Excerpt provided —
=== Section Start ===

Written by Arigon Starr (Kickapoo, Creek)
Directed by William Dufris (Mi'kmaq)

April 13 and 14, 2007

After eating tainted commodity cheese, a young Hubert Logan discovers he has amazing powers that transform him into “Super Indian.” With his trusty sidekick Mega Bear, Super Indian uses these newfound powers to foil evil on the Leaning Oak Reservation. Don’t miss an exciting evening of hilarity and superhero action as Super Indian and Mega Bear rocket to the rescue.

Berlin Blues

Written by Drew Hayden Taylor (Ojibway)
Directed by Randy Reinholz (Choctaw)

March 1–25, 2007

Using humor to give us insight into love and losses in the land of the Ojibway, this play focuses on a large German conglomerate that descends on a small Canadian reserve with visions of building the world’s largest Native theme park, “Ojibway World.” This theme park comes complete with bumper canoes, a dream catcher made of laser beams, and Dances With Wolves: The Musical!

The Red Road

Written and Performed by Arigon Starr (Kickapoo, Creek)
Directed by Randy Reinholz (Choctaw)

March 30–April 30, 2006

Join Grand Ole Opry singer Patty Jones as she leads us through a particularly busy day at Verna Yahola’s All Nations Cafe off legendary Route 66 in Sapulpa, Oklahoma. There’s a heap of trouble and a huge storm a-brewin’ as Verna tangles with über-Indian Richard Doolittle, meets British bad boy Danny Dacron, and contemplates a proposal from her good-hearted Navajo fry cook, Emmitt Tsinajinnie. This family-friendly comedy with music features a cast of characters straight out of Indian country—ages 9 to 57—and Miss Starr plays them all! 

Stone Heart

Written by Diane Glancy (Cherokee)
Directed by Randy Reinholz (Choctaw)

=== Section End ===

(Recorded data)
=== Section Start ===

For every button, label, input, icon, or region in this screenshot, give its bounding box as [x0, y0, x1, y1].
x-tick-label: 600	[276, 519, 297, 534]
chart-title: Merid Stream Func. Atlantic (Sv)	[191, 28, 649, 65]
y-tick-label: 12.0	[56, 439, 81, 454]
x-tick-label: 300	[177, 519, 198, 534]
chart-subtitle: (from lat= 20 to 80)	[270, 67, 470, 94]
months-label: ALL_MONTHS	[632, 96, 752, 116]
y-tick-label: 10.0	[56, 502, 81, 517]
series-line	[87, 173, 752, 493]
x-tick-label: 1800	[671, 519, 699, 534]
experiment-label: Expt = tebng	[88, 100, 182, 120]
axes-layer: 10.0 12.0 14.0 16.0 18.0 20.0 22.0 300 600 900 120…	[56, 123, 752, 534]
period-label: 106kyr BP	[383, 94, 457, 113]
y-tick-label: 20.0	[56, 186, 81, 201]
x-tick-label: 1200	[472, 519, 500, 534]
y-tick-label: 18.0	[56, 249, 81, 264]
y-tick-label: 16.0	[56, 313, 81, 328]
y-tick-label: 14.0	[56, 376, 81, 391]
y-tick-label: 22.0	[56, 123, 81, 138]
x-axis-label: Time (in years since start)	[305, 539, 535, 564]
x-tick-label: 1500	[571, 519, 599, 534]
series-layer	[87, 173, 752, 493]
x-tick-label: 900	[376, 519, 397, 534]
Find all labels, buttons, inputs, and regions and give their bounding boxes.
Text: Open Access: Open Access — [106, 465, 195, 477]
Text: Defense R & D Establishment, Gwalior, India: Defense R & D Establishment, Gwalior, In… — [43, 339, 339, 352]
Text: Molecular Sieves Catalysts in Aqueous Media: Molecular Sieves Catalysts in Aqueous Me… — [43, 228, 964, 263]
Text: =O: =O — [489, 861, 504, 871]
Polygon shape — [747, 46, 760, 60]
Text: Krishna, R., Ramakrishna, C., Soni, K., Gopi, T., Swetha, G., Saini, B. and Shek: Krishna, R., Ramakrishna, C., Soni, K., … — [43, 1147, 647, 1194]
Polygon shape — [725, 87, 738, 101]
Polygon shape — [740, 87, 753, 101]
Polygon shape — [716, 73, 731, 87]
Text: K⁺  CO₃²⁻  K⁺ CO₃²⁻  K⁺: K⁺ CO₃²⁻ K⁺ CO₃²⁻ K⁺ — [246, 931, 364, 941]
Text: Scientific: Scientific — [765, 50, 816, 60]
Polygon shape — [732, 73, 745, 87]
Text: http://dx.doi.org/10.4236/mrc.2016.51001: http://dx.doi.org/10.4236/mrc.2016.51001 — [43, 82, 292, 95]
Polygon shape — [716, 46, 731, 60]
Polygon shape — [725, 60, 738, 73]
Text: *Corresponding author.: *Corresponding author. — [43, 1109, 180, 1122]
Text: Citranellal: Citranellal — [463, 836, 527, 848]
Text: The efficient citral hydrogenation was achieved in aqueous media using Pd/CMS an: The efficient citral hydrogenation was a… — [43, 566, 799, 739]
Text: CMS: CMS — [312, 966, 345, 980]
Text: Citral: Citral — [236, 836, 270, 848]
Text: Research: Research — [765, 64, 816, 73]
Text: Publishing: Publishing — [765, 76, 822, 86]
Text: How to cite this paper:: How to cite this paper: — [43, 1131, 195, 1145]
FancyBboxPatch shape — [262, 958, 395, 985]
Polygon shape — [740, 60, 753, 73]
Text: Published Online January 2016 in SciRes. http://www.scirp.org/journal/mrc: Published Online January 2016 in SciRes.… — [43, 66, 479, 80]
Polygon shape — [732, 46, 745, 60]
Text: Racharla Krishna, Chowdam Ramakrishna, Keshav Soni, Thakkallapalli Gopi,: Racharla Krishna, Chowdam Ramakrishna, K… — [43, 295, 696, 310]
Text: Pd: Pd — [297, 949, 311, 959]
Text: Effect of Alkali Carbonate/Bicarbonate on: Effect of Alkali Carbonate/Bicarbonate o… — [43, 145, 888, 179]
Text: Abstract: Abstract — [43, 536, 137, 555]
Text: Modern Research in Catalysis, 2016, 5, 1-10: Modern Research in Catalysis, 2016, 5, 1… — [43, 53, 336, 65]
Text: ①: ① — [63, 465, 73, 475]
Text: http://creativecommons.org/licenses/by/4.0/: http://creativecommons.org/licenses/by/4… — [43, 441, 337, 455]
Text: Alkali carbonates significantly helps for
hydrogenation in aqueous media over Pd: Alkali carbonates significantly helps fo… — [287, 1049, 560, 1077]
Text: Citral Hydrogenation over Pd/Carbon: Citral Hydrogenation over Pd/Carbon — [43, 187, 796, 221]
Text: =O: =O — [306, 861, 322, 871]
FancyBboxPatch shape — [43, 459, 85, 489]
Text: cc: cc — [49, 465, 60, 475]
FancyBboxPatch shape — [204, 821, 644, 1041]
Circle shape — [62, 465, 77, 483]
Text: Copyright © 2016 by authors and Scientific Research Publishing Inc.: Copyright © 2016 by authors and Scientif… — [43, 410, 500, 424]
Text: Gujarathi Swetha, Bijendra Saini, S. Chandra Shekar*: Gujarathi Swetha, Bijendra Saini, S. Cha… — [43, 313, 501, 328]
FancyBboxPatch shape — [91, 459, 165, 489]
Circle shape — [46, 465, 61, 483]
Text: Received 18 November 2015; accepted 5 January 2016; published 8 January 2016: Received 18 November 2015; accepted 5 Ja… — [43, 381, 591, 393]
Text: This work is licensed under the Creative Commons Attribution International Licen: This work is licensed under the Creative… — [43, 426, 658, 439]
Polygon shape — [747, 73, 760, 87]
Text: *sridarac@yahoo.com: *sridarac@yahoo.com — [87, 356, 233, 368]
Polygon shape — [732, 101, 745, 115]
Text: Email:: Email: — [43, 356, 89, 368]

=== Section End ===

Can you write out the whole list of plays above, word for word?

Written by Arigon Starr (Kickapoo, Creek)
Directed by William Dufris (Mi'kmaq)

April 13 and 14, 2007

After eating tainted commodity cheese, a young Hubert Logan discovers he has amazing powers that transform him into “Super Indian.” With his trusty sidekick Mega Bear, Super Indian uses these newfound powers to foil evil on the Leaning Oak Reservation. Don’t miss an exciting evening of hilarity and superhero action as Super Indian and Mega Bear rocket to the rescue.

Berlin Blues

Written by Drew Hayden Taylor (Ojibway)
Directed by Randy Reinholz (Choctaw)

March 1–25, 2007

Using humor to give us insight into love and losses in the land of the Ojibway, this play focuses on a large German conglomerate that descends on a small Canadian reserve with visions of building the world’s largest Native theme park, “Ojibway World.” This theme park comes complete with bumper canoes, a dream catcher made of laser beams, and Dances With Wolves: The Musical!

The Red Road

Written and Performed by Arigon Starr (Kickapoo, Creek)
Directed by Randy Reinholz (Choctaw)

March 30–April 30, 2006

Join Grand Ole Opry singer Patty Jones as she leads us through a particularly busy day at Verna Yahola’s All Nations Cafe off legendary Route 66 in Sapulpa, Oklahoma. There’s a heap of trouble and a huge storm a-brewin’ as Verna tangles with über-Indian Richard Doolittle, meets British bad boy Danny Dacron, and contemplates a proposal from her good-hearted Navajo fry cook, Emmitt Tsinajinnie. This family-friendly comedy with music features a cast of characters straight out of Indian country—ages 9 to 57—and Miss Starr plays them all! 

Stone Heart

Written by Diane Glancy (Cherokee)
Directed by Randy Reinholz (Choctaw)